Aim: Report the count of lines holding "lásku" in the records, with no other words.

[Start Records provided]

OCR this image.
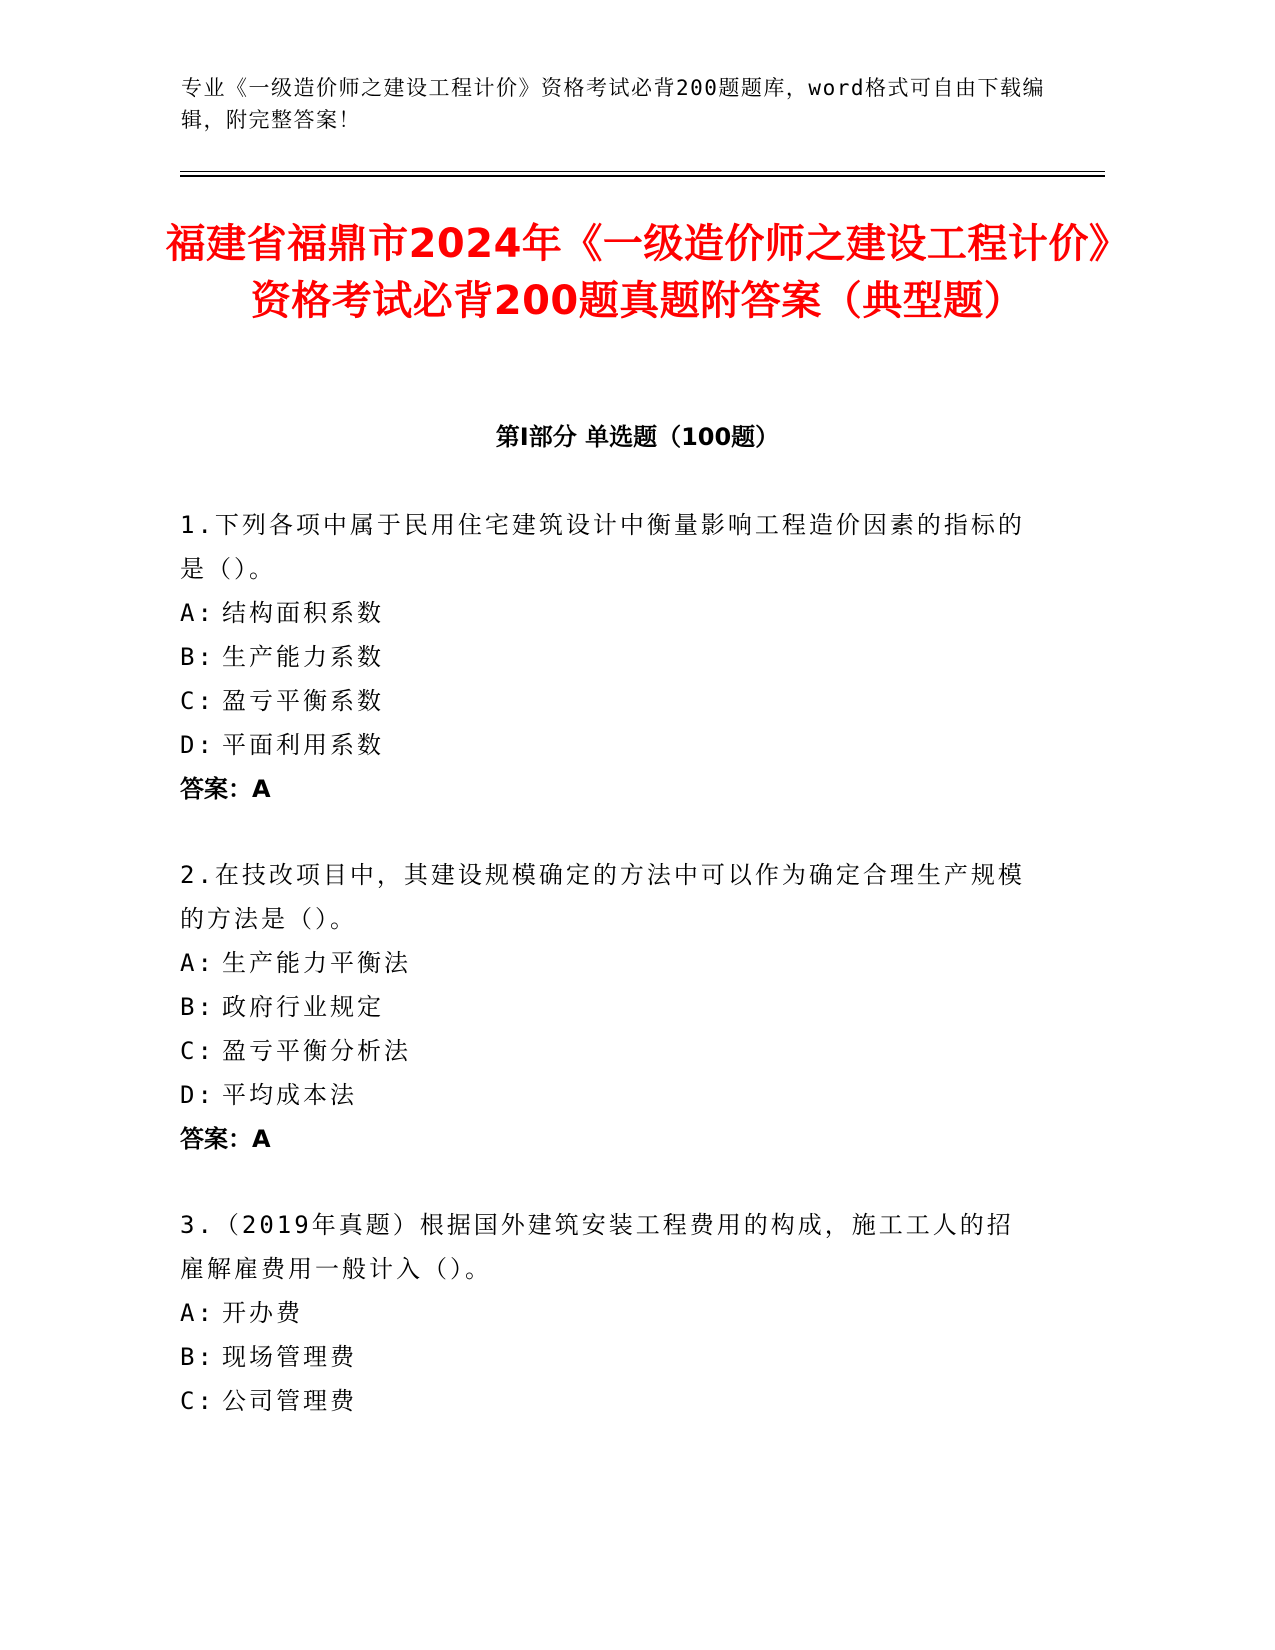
专业《一级造价师之建设工程计价》资格考试必背200题题库，word格式可自由下载编辑，附完整答案！
福建省福鼎市2024年《一级造价师之建设工程计价》资格考试必背200题真题附答案（典型题）
第I部分 单选题（100题）
1.下列各项中属于民用住宅建筑设计中衡量影响工程造价因素的指标的是（）。
A: 结构面积系数
B: 生产能力系数
C: 盈亏平衡系数
D: 平面利用系数
答案：A
2.在技改项目中，其建设规模确定的方法中可以作为确定合理生产规模的方法是（）。
A: 生产能力平衡法
B: 政府行业规定
C: 盈亏平衡分析法
D: 平均成本法
答案：A
3.（2019年真题）根据国外建筑安装工程费用的构成，施工工人的招雇解雇费用一般计入（）。
A: 开办费
B: 现场管理费
C: 公司管理费
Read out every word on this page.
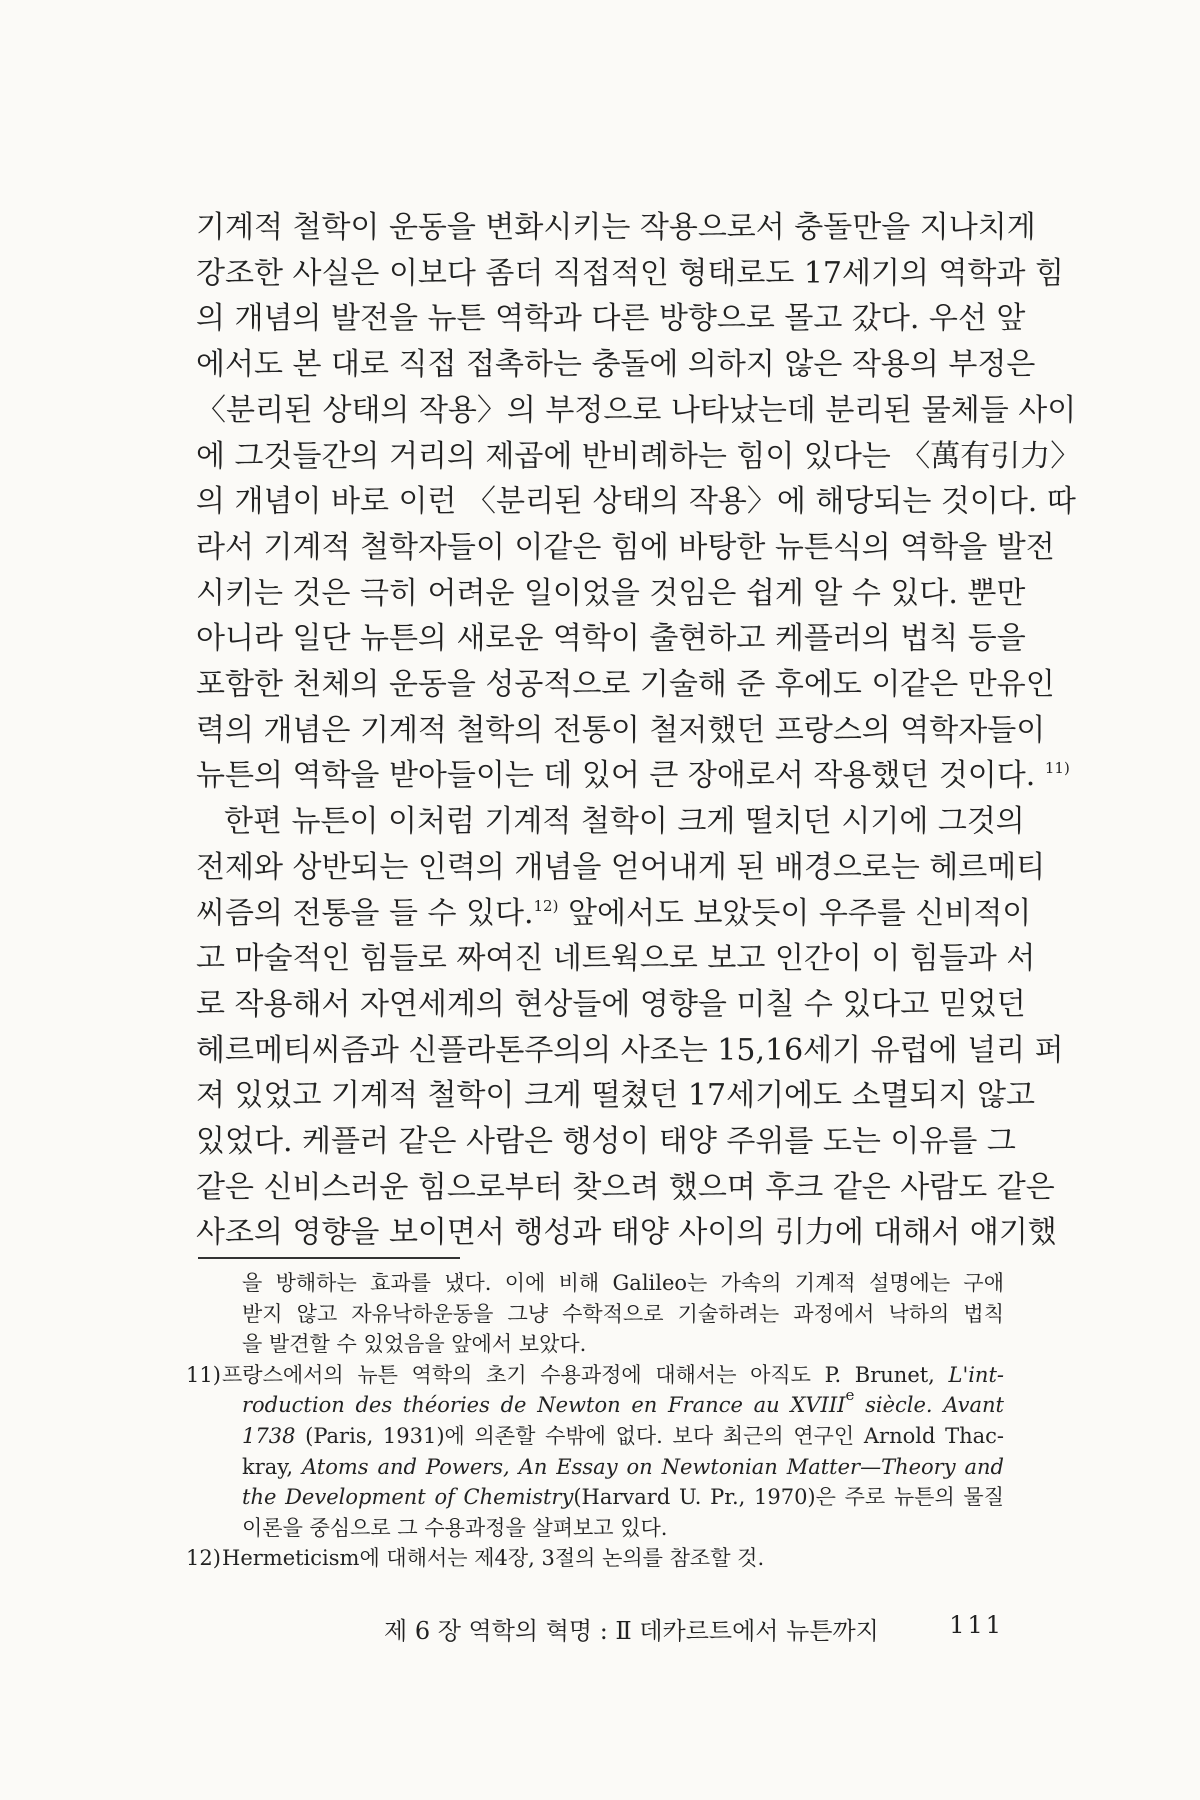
기계적 철학이 운동을 변화시키는 작용으로서 충돌만을 지나치게

강조한 사실은 이보다 좀더 직접적인 형태로도 17세기의 역학과 힘

의 개념의 발전을 뉴튼 역학과 다른 방향으로 몰고 갔다. 우선 앞

에서도 본 대로 직접 접촉하는 충돌에 의하지 않은 작용의 부정은

〈분리된 상태의 작용〉의 부정으로 나타났는데 분리된 물체들 사이

에 그것들간의 거리의 제곱에 반비례하는 힘이 있다는 〈萬有引力〉

의 개념이 바로 이런 〈분리된 상태의 작용〉에 해당되는 것이다. 따

라서 기계적 철학자들이 이같은 힘에 바탕한 뉴튼식의 역학을 발전

시키는 것은 극히 어려운 일이었을 것임은 쉽게 알 수 있다. 뿐만

아니라 일단 뉴튼의 새로운 역학이 출현하고 케플러의 법칙 등을

포함한 천체의 운동을 성공적으로 기술해 준 후에도 이같은 만유인

력의 개념은 기계적 철학의 전통이 철저했던 프랑스의 역학자들이

뉴튼의 역학을 받아들이는 데 있어 큰 장애로서 작용했던 것이다. $^{11)}$

한편 뉴튼이 이처럼 기계적 철학이 크게 떨치던 시기에 그것의

전제와 상반되는 인력의 개념을 얻어내게 된 배경으로는 헤르메티

씨즘의 전통을 들 수 있다.$^{12)}$ 앞에서도 보았듯이 우주를 신비적이

고 마술적인 힘들로 짜여진 네트웍으로 보고 인간이 이 힘들과 서

로 작용해서 자연세계의 현상들에 영향을 미칠 수 있다고 믿었던

헤르메티씨즘과 신플라톤주의의 사조는 15,16세기 유럽에 널리 퍼

져 있었고 기계적 철학이 크게 떨쳤던 17세기에도 소멸되지 않고

있었다. 케플러 같은 사람은 행성이 태양 주위를 도는 이유를 그

같은 신비스러운 힘으로부터 찾으려 했으며 후크 같은 사람도 같은

사조의 영향을 보이면서 행성과 태양 사이의 引力에 대해서 얘기했

을 방해하는 효과를 냈다. 이에 비해 Galileo는 가속의 기계적 설명에는 구애

받지 않고 자유낙하운동을 그냥 수학적으로 기술하려는 과정에서 낙하의 법칙

을 발견할 수 있었음을 앞에서 보았다.

11)프랑스에서의 뉴튼 역학의 초기 수용과정에 대해서는 아직도 P. Brunet, L'int-

roduction des théories de Newton en France au XVIIIe siècle. Avant

1738 (Paris, 1931)에 의존할 수밖에 없다. 보다 최근의 연구인 Arnold Thac-

kray, Atoms and Powers, An Essay on Newtonian Matter—Theory and

the Development of Chemistry(Harvard U. Pr., 1970)은 주로 뉴튼의 물질

이론을 중심으로 그 수용과정을 살펴보고 있다.

12)Hermeticism에 대해서는 제4장, 3절의 논의를 참조할 것.

제 6 장 역학의 혁명 : Ⅱ 데카르트에서 뉴튼까지	111
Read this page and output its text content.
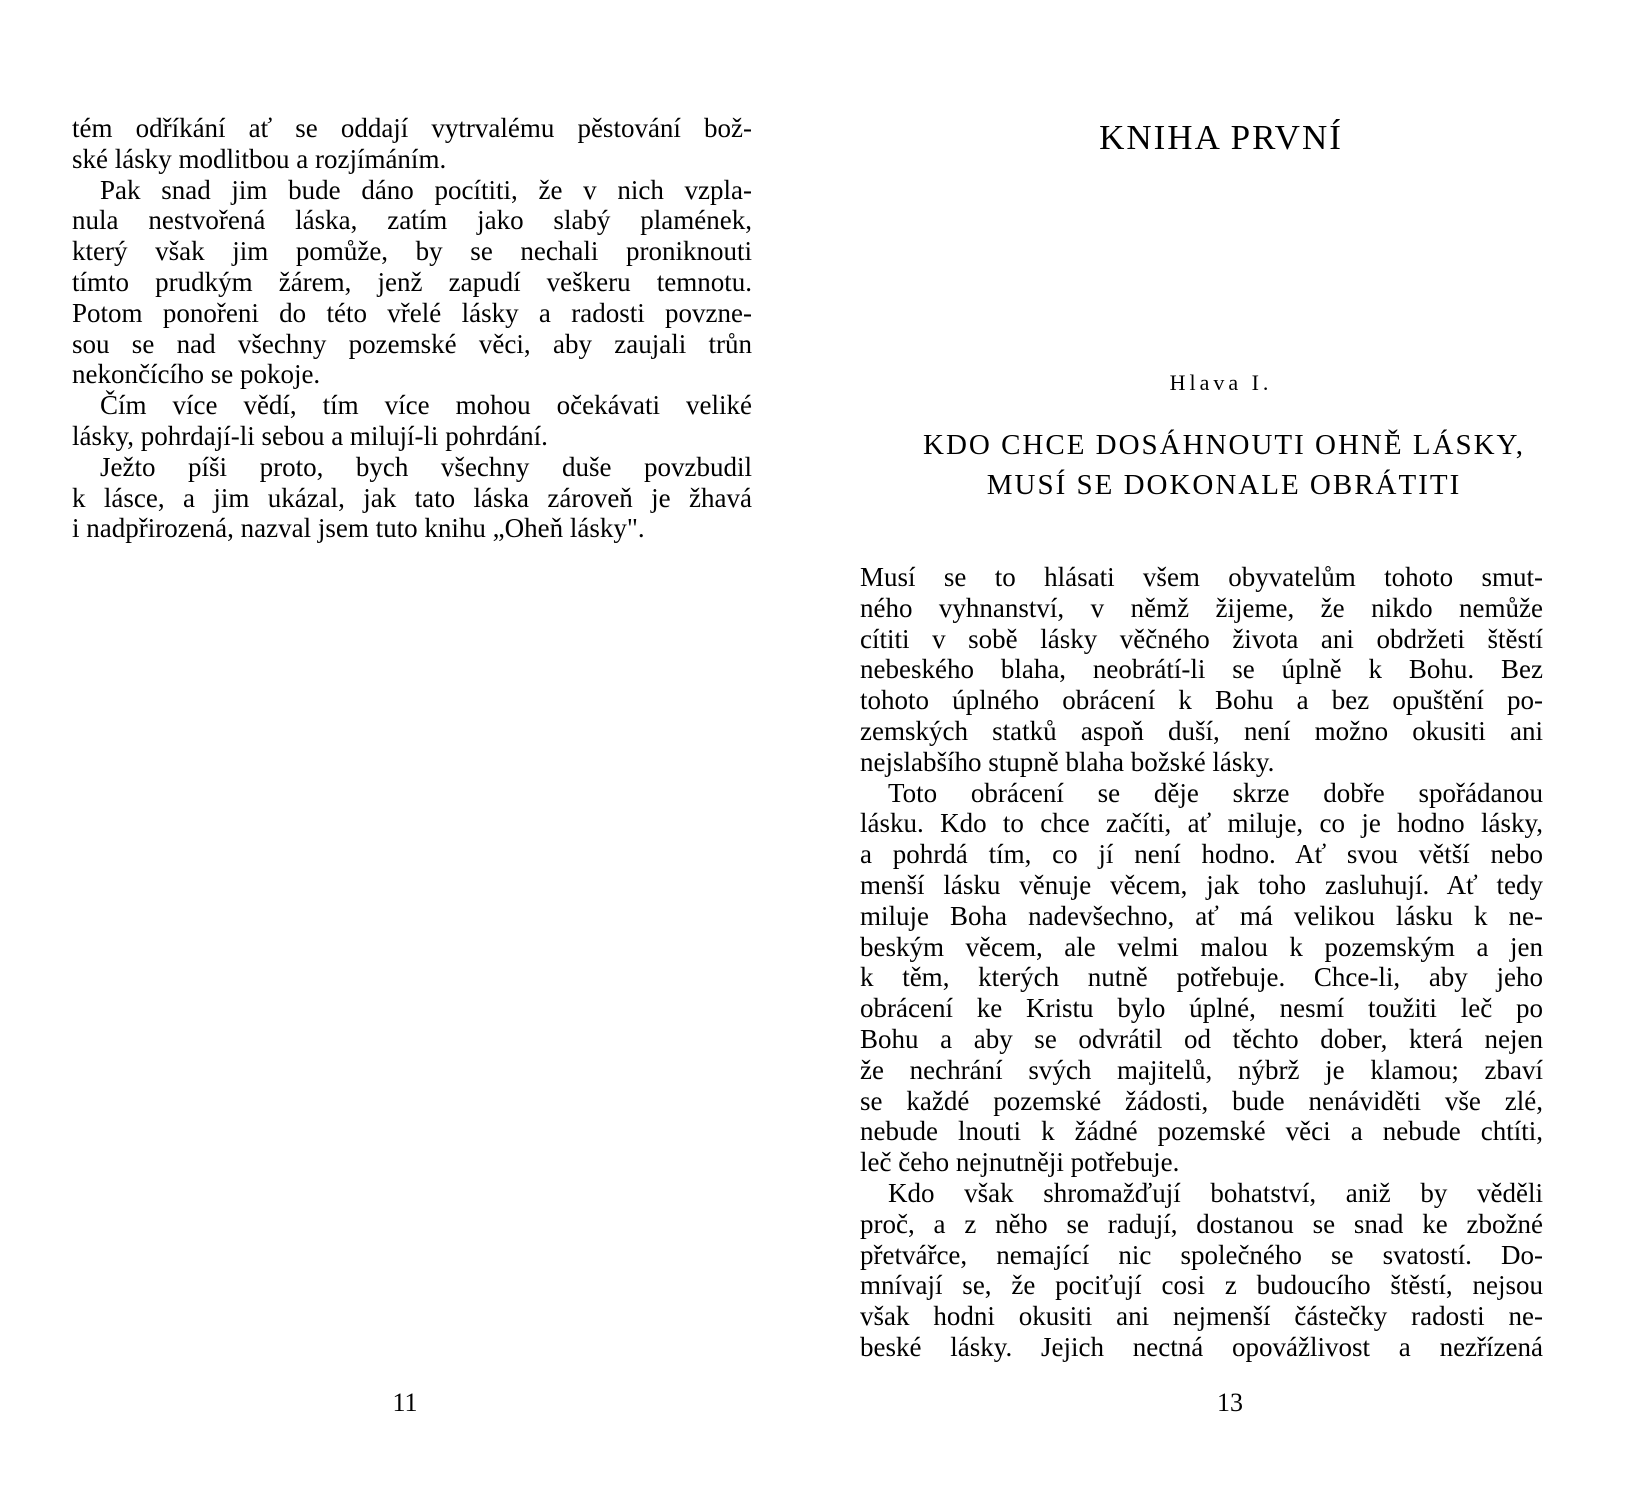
tém odříkání ať se oddají vytrvalému pěstování bož-
ské lásky modlitbou a rozjímáním.
Pak snad jim bude dáno pocítiti, že v nich vzpla-
nula nestvořená láska, zatím jako slabý plamének,
který však jim pomůže, by se nechali proniknouti
tímto prudkým žárem, jenž zapudí veškeru temnotu.
Potom ponořeni do této vřelé lásky a radosti povzne-
sou se nad všechny pozemské věci, aby zaujali trůn
nekončícího se pokoje.
Čím více vědí, tím více mohou očekávati veliké
lásky, pohrdají-li sebou a milují-li pohrdání.
Ježto píši proto, bych všechny duše povzbudil
k lásce, a jim ukázal, jak tato láska zároveň je žhavá
i nadpřirozená, nazval jsem tuto knihu „Oheň lásky".
11
KNIHA PRVNÍ
Hlava I.
KDO CHCE DOSÁHNOUTI OHNĚ LÁSKY,
MUSÍ SE DOKONALE OBRÁTITI
Musí se to hlásati všem obyvatelům tohoto smut-
ného vyhnanství, v němž žijeme, že nikdo nemůže
cítiti v sobě lásky věčného života ani obdržeti štěstí
nebeského blaha, neobrátí-li se úplně k Bohu. Bez
tohoto úplného obrácení k Bohu a bez opuštění po-
zemských statků aspoň duší, není možno okusiti ani
nejslabšího stupně blaha božské lásky.
Toto obrácení se děje skrze dobře spořádanou
lásku. Kdo to chce začíti, ať miluje, co je hodno lásky,
a pohrdá tím, co jí není hodno. Ať svou větší nebo
menší lásku věnuje věcem, jak toho zasluhují. Ať tedy
miluje Boha nadevšechno, ať má velikou lásku k ne-
beským věcem, ale velmi malou k pozemským a jen
k těm, kterých nutně potřebuje. Chce-li, aby jeho
obrácení ke Kristu bylo úplné, nesmí toužiti leč po
Bohu a aby se odvrátil od těchto dober, která nejen
že nechrání svých majitelů, nýbrž je klamou; zbaví
se každé pozemské žádosti, bude nenáviděti vše zlé,
nebude lnouti k žádné pozemské věci a nebude chtíti,
leč čeho nejnutněji potřebuje.
Kdo však shromažďují bohatství, aniž by věděli
proč, a z něho se radují, dostanou se snad ke zbožné
přetvářce, nemající nic společného se svatostí. Do-
mnívají se, že pociťují cosi z budoucího štěstí, nejsou
však hodni okusiti ani nejmenší částečky radosti ne-
beské lásky. Jejich nectná opovážlivost a nezřízená
13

[End Records provided]

Response to the exercise: 3